» **EXERCISE REQUIREMENTS**: Each line of the material below should be reproduced exactly.

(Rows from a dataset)
==============================

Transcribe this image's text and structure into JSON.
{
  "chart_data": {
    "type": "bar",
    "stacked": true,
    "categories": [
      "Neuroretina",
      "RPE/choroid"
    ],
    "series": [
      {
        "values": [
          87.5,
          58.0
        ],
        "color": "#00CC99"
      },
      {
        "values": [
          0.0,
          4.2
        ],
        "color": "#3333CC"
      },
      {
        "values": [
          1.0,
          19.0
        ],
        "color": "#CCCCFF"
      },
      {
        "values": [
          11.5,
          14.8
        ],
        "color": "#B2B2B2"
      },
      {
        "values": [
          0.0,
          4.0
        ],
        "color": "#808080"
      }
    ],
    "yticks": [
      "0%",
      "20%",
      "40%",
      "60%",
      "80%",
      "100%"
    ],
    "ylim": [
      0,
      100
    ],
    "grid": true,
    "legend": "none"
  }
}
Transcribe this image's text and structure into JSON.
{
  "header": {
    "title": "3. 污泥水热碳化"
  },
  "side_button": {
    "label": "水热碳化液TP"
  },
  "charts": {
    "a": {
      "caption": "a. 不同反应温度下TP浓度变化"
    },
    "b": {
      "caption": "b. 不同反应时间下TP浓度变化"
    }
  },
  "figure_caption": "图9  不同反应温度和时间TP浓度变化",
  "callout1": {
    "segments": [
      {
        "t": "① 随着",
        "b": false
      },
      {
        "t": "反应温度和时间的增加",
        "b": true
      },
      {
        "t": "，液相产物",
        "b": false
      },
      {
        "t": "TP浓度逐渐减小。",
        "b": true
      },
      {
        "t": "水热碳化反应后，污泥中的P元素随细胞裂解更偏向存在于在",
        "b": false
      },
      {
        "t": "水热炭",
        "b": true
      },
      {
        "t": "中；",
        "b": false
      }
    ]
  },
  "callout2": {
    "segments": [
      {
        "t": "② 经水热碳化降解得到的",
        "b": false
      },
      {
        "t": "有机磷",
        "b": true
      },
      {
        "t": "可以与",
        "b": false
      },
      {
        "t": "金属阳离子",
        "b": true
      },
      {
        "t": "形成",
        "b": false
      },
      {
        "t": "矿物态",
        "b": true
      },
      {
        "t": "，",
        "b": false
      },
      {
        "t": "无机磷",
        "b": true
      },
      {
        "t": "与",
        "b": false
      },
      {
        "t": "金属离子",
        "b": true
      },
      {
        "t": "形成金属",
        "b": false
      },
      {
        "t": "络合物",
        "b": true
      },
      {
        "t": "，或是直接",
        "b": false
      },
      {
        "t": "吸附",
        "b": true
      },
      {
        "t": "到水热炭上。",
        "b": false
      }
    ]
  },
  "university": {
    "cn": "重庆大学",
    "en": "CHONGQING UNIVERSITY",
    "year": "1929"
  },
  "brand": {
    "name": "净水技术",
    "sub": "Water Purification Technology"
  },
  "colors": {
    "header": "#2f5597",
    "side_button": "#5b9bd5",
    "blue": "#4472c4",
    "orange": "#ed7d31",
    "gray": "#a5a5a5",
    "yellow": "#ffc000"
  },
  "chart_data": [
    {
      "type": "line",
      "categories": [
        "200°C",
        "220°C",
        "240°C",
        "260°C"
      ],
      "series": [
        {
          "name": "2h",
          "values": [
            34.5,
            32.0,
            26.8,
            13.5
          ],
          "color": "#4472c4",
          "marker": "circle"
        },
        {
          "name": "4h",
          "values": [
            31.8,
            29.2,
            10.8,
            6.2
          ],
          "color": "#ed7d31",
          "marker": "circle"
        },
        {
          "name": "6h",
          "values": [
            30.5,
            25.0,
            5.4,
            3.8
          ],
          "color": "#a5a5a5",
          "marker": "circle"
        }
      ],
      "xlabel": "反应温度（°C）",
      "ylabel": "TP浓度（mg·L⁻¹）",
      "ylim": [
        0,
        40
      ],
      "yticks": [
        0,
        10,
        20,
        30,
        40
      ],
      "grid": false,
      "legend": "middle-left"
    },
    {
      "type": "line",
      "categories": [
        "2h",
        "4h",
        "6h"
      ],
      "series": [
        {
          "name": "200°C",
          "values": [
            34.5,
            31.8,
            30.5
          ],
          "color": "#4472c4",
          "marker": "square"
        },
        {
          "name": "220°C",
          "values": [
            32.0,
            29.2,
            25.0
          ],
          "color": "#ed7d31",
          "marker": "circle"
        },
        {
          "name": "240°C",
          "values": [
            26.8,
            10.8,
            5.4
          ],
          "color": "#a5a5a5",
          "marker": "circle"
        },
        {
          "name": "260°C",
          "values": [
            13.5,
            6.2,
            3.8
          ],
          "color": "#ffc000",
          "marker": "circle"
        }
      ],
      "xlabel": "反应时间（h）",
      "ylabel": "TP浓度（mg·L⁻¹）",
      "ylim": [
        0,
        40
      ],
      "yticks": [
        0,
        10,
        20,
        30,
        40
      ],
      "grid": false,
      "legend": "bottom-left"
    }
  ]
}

==============================

» **THE SOLUTION**:
Transcribe this image's text and structure into JSON.
{
  "chart_data": {
    "type": "bar",
    "stacked": true,
    "categories": [
      "Neuroretina",
      "RPE/choroid"
    ],
    "series": [
      {
        "values": [
          87.5,
          58.0
        ],
        "color": "#00CC99"
      },
      {
        "values": [
          0.0,
          4.2
        ],
        "color": "#3333CC"
      },
      {
        "values": [
          1.0,
          19.0
        ],
        "color": "#CCCCFF"
      },
      {
        "values": [
          11.5,
          14.8
        ],
        "color": "#B2B2B2"
      },
      {
        "values": [
          0.0,
          4.0
        ],
        "color": "#808080"
      }
    ],
    "yticks": [
      "0%",
      "20%",
      "40%",
      "60%",
      "80%",
      "100%"
    ],
    "ylim": [
      0,
      100
    ],
    "grid": true,
    "legend": "none"
  }
}
Transcribe this image's text and structure into JSON.
{
  "header": {
    "title": "3. 污泥水热碳化"
  },
  "side_button": {
    "label": "水热碳化液TP"
  },
  "charts": {
    "a": {
      "caption": "a. 不同反应温度下TP浓度变化"
    },
    "b": {
      "caption": "b. 不同反应时间下TP浓度变化"
    }
  },
  "figure_caption": "图9  不同反应温度和时间TP浓度变化",
  "callout1": {
    "segments": [
      {
        "t": "① 随着",
        "b": false
      },
      {
        "t": "反应温度和时间的增加",
        "b": true
      },
      {
        "t": "，液相产物",
        "b": false
      },
      {
        "t": "TP浓度逐渐减小。",
        "b": true
      },
      {
        "t": "水热碳化反应后，污泥中的P元素随细胞裂解更偏向存在于在",
        "b": false
      },
      {
        "t": "水热炭",
        "b": true
      },
      {
        "t": "中；",
        "b": false
      }
    ]
  },
  "callout2": {
    "segments": [
      {
        "t": "② 经水热碳化降解得到的",
        "b": false
      },
      {
        "t": "有机磷",
        "b": true
      },
      {
        "t": "可以与",
        "b": false
      },
      {
        "t": "金属阳离子",
        "b": true
      },
      {
        "t": "形成",
        "b": false
      },
      {
        "t": "矿物态",
        "b": true
      },
      {
        "t": "，",
        "b": false
      },
      {
        "t": "无机磷",
        "b": true
      },
      {
        "t": "与",
        "b": false
      },
      {
        "t": "金属离子",
        "b": true
      },
      {
        "t": "形成金属",
        "b": false
      },
      {
        "t": "络合物",
        "b": true
      },
      {
        "t": "，或是直接",
        "b": false
      },
      {
        "t": "吸附",
        "b": true
      },
      {
        "t": "到水热炭上。",
        "b": false
      }
    ]
  },
  "university": {
    "cn": "重庆大学",
    "en": "CHONGQING UNIVERSITY",
    "year": "1929"
  },
  "brand": {
    "name": "净水技术",
    "sub": "Water Purification Technology"
  },
  "colors": {
    "header": "#2f5597",
    "side_button": "#5b9bd5",
    "blue": "#4472c4",
    "orange": "#ed7d31",
    "gray": "#a5a5a5",
    "yellow": "#ffc000"
  },
  "chart_data": [
    {
      "type": "line",
      "categories": [
        "200°C",
        "220°C",
        "240°C",
        "260°C"
      ],
      "series": [
        {
          "name": "2h",
          "values": [
            34.5,
            32.0,
            26.8,
            13.5
          ],
          "color": "#4472c4",
          "marker": "circle"
        },
        {
          "name": "4h",
          "values": [
            31.8,
            29.2,
            10.8,
            6.2
          ],
          "color": "#ed7d31",
          "marker": "circle"
        },
        {
          "name": "6h",
          "values": [
            30.5,
            25.0,
            5.4,
            3.8
          ],
          "color": "#a5a5a5",
          "marker": "circle"
        }
      ],
      "xlabel": "反应温度（°C）",
      "ylabel": "TP浓度（mg·L⁻¹）",
      "ylim": [
        0,
        40
      ],
      "yticks": [
        0,
        10,
        20,
        30,
        40
      ],
      "grid": false,
      "legend": "middle-left"
    },
    {
      "type": "line",
      "categories": [
        "2h",
        "4h",
        "6h"
      ],
      "series": [
        {
          "name": "200°C",
          "values": [
            34.5,
            31.8,
            30.5
          ],
          "color": "#4472c4",
          "marker": "square"
        },
        {
          "name": "220°C",
          "values": [
            32.0,
            29.2,
            25.0
          ],
          "color": "#ed7d31",
          "marker": "circle"
        },
        {
          "name": "240°C",
          "values": [
            26.8,
            10.8,
            5.4
          ],
          "color": "#a5a5a5",
          "marker": "circle"
        },
        {
          "name": "260°C",
          "values": [
            13.5,
            6.2,
            3.8
          ],
          "color": "#ffc000",
          "marker": "circle"
        }
      ],
      "xlabel": "反应时间（h）",
      "ylabel": "TP浓度（mg·L⁻¹）",
      "ylim": [
        0,
        40
      ],
      "yticks": [
        0,
        10,
        20,
        30,
        40
      ],
      "grid": false,
      "legend": "bottom-left"
    }
  ]
}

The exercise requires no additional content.